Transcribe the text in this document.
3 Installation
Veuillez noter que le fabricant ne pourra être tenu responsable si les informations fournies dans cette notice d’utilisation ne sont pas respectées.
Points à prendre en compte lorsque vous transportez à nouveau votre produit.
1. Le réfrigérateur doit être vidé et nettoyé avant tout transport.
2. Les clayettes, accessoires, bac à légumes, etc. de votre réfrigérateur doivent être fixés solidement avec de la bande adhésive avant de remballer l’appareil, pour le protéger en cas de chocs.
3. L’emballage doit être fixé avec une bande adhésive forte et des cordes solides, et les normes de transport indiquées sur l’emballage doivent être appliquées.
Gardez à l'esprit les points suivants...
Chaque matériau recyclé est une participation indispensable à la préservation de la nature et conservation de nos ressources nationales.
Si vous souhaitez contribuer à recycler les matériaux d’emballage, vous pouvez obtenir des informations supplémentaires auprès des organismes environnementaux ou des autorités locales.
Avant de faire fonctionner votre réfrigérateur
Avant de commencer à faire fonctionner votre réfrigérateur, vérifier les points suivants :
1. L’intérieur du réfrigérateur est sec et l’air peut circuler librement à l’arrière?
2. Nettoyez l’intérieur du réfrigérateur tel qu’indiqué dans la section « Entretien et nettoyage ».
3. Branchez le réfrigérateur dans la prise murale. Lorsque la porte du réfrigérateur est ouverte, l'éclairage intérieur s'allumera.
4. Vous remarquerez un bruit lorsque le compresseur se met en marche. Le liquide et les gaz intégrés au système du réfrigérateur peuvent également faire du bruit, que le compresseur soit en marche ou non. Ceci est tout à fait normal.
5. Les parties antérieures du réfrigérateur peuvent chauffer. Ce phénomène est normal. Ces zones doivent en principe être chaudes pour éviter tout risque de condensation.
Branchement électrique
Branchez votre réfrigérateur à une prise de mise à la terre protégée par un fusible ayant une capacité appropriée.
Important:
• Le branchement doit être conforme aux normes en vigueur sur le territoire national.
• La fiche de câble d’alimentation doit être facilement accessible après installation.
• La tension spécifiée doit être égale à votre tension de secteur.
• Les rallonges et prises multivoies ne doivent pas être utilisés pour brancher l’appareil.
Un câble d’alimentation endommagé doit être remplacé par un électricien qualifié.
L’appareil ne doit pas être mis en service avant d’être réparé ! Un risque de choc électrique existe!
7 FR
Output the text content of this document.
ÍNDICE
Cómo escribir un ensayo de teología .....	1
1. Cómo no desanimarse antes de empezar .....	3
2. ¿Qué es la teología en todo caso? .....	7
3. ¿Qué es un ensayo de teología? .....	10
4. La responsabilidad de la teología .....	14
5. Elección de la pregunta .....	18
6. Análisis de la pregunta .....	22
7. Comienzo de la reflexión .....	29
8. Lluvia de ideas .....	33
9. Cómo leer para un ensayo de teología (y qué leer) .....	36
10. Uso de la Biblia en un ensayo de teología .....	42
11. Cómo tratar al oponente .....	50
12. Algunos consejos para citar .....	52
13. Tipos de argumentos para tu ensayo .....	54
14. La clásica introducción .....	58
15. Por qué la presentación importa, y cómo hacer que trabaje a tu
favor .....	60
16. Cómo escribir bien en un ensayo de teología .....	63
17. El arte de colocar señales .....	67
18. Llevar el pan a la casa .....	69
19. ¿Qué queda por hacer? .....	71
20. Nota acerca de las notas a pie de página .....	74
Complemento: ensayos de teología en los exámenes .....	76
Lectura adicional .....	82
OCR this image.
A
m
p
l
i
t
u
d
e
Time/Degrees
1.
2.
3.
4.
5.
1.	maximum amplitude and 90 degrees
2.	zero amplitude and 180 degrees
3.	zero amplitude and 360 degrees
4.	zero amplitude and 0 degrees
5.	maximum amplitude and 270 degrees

» **Stated exercise**: Within the data above, count the lines that contain the string "suivants"; the reply is the number alone.

» **Solution to the exercise**: 2